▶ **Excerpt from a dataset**
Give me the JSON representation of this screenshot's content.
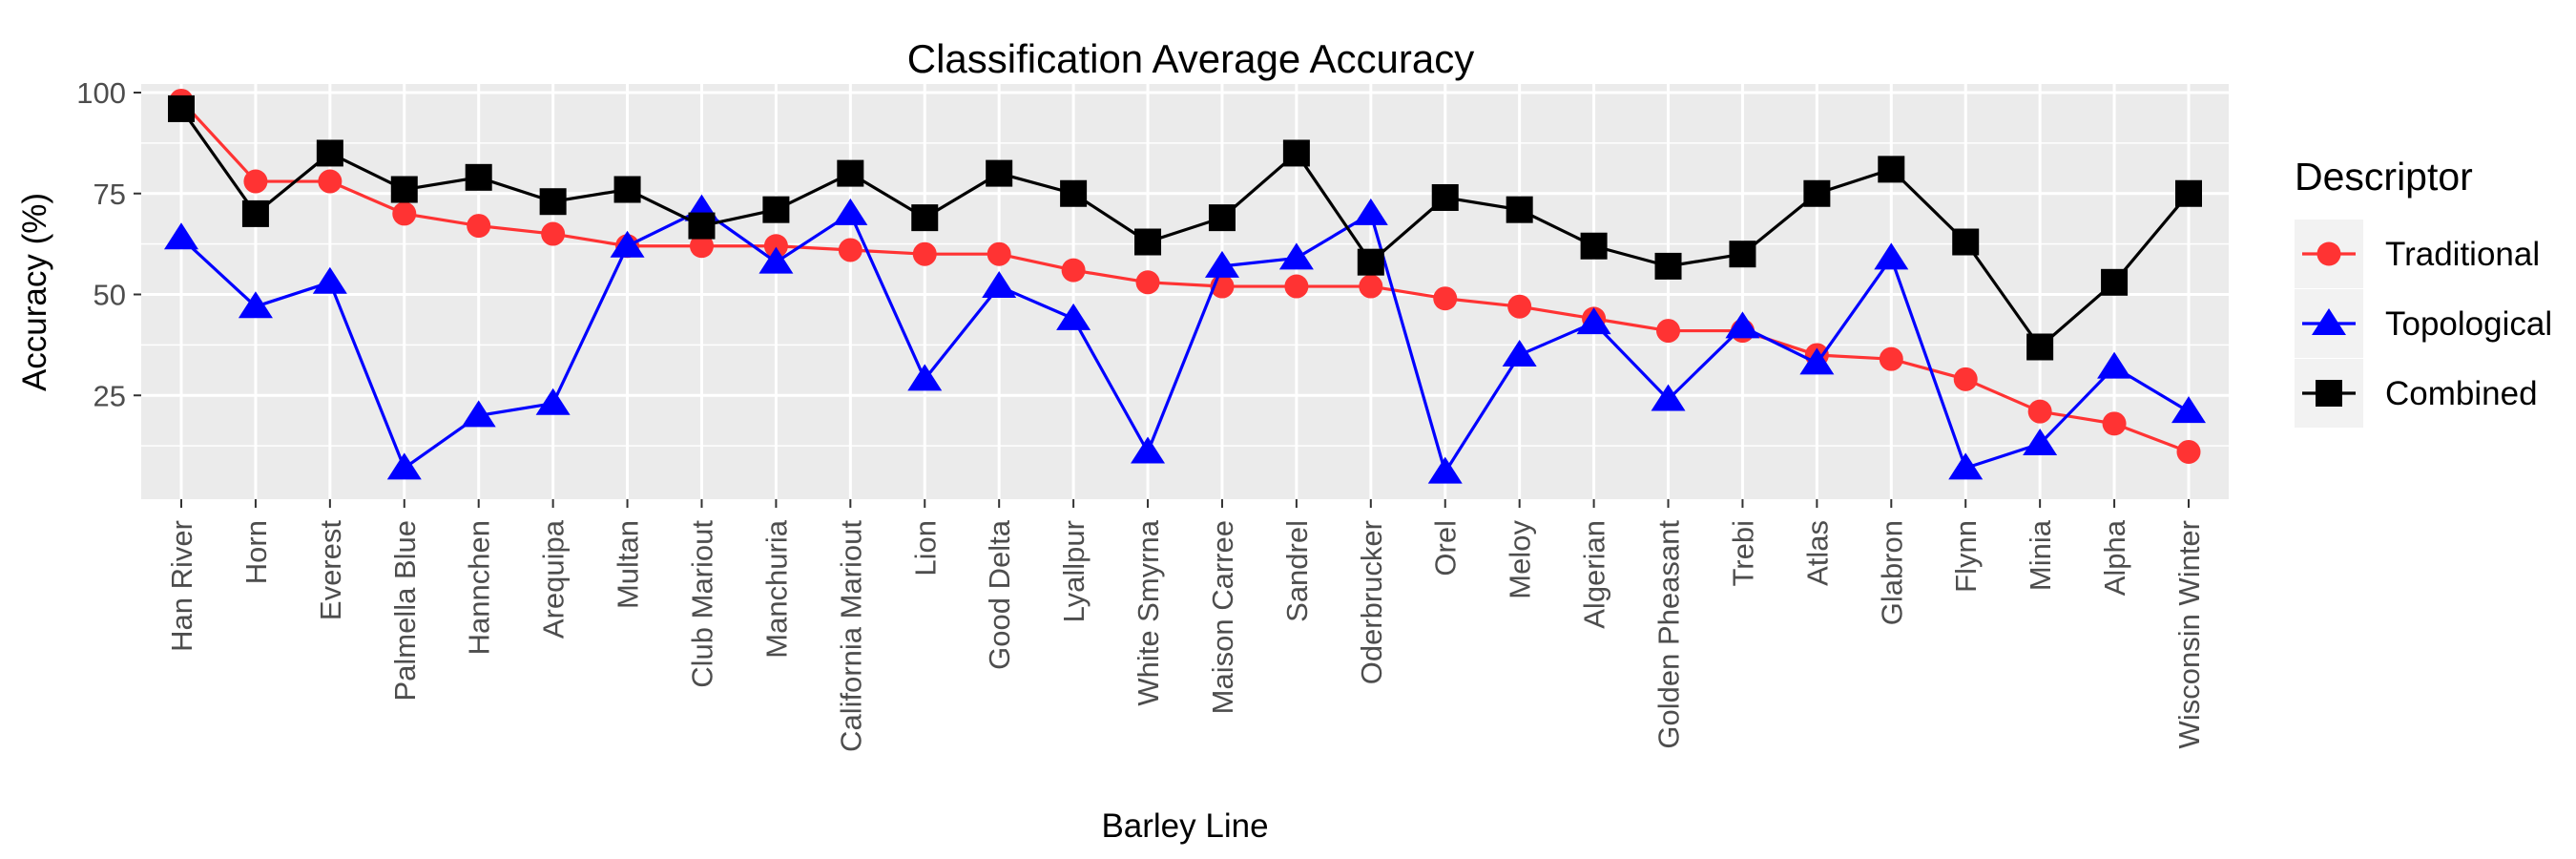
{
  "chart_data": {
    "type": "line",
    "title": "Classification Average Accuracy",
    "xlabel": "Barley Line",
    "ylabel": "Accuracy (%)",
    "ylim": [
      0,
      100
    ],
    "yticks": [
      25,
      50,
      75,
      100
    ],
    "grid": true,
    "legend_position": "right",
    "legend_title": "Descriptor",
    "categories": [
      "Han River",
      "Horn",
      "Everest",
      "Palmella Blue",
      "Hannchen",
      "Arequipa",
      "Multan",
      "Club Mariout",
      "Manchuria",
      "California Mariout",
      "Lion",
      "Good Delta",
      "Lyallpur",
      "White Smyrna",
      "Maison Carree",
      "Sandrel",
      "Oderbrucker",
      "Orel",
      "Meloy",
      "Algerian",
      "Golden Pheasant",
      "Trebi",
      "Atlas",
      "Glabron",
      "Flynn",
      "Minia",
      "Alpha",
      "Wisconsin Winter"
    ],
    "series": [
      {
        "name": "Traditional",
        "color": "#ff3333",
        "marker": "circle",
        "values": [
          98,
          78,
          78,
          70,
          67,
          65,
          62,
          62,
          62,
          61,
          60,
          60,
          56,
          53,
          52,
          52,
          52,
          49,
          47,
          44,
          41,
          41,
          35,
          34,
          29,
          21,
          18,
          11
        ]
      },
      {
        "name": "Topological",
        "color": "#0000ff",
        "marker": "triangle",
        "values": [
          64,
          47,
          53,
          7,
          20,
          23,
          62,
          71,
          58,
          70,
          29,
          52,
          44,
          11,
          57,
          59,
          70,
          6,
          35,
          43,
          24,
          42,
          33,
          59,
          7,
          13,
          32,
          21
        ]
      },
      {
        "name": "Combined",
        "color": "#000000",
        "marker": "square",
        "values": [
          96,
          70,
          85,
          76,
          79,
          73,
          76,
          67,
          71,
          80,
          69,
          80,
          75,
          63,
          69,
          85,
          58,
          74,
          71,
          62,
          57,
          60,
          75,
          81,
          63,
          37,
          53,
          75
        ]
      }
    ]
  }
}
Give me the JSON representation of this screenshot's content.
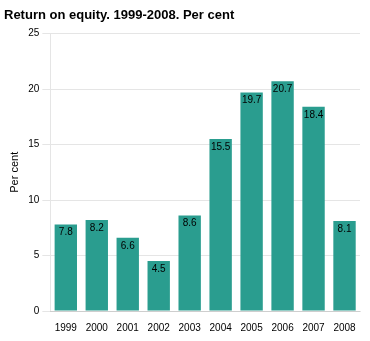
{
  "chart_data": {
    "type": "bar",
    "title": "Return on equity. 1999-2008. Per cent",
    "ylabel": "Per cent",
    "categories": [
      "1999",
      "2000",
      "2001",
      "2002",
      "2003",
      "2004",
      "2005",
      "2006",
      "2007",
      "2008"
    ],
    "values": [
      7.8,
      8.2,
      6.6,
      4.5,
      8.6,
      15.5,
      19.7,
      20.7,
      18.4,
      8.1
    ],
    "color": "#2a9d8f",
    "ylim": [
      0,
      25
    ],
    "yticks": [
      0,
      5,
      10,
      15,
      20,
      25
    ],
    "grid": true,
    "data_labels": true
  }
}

▶ **EXERCISE**
Your copy of the data above should match it exactly, except that pictures are left out.

▶ **THE REPLY**
Give me the JSON representation of this screenshot's content.
{
  "chart_data": {
    "type": "line",
    "title": "Classification Average Accuracy",
    "xlabel": "Barley Line",
    "ylabel": "Accuracy (%)",
    "ylim": [
      0,
      100
    ],
    "yticks": [
      25,
      50,
      75,
      100
    ],
    "grid": true,
    "legend_position": "right",
    "legend_title": "Descriptor",
    "categories": [
      "Han River",
      "Horn",
      "Everest",
      "Palmella Blue",
      "Hannchen",
      "Arequipa",
      "Multan",
      "Club Mariout",
      "Manchuria",
      "California Mariout",
      "Lion",
      "Good Delta",
      "Lyallpur",
      "White Smyrna",
      "Maison Carree",
      "Sandrel",
      "Oderbrucker",
      "Orel",
      "Meloy",
      "Algerian",
      "Golden Pheasant",
      "Trebi",
      "Atlas",
      "Glabron",
      "Flynn",
      "Minia",
      "Alpha",
      "Wisconsin Winter"
    ],
    "series": [
      {
        "name": "Traditional",
        "color": "#ff3333",
        "marker": "circle",
        "values": [
          98,
          78,
          78,
          70,
          67,
          65,
          62,
          62,
          62,
          61,
          60,
          60,
          56,
          53,
          52,
          52,
          52,
          49,
          47,
          44,
          41,
          41,
          35,
          34,
          29,
          21,
          18,
          11
        ]
      },
      {
        "name": "Topological",
        "color": "#0000ff",
        "marker": "triangle",
        "values": [
          64,
          47,
          53,
          7,
          20,
          23,
          62,
          71,
          58,
          70,
          29,
          52,
          44,
          11,
          57,
          59,
          70,
          6,
          35,
          43,
          24,
          42,
          33,
          59,
          7,
          13,
          32,
          21
        ]
      },
      {
        "name": "Combined",
        "color": "#000000",
        "marker": "square",
        "values": [
          96,
          70,
          85,
          76,
          79,
          73,
          76,
          67,
          71,
          80,
          69,
          80,
          75,
          63,
          69,
          85,
          58,
          74,
          71,
          62,
          57,
          60,
          75,
          81,
          63,
          37,
          53,
          75
        ]
      }
    ]
  }
}
Give me the JSON representation of this screenshot's content.
{
  "chart_data": {
    "type": "bar",
    "title": "Return on equity. 1999-2008. Per cent",
    "ylabel": "Per cent",
    "categories": [
      "1999",
      "2000",
      "2001",
      "2002",
      "2003",
      "2004",
      "2005",
      "2006",
      "2007",
      "2008"
    ],
    "values": [
      7.8,
      8.2,
      6.6,
      4.5,
      8.6,
      15.5,
      19.7,
      20.7,
      18.4,
      8.1
    ],
    "color": "#2a9d8f",
    "ylim": [
      0,
      25
    ],
    "yticks": [
      0,
      5,
      10,
      15,
      20,
      25
    ],
    "grid": true,
    "data_labels": true
  }
}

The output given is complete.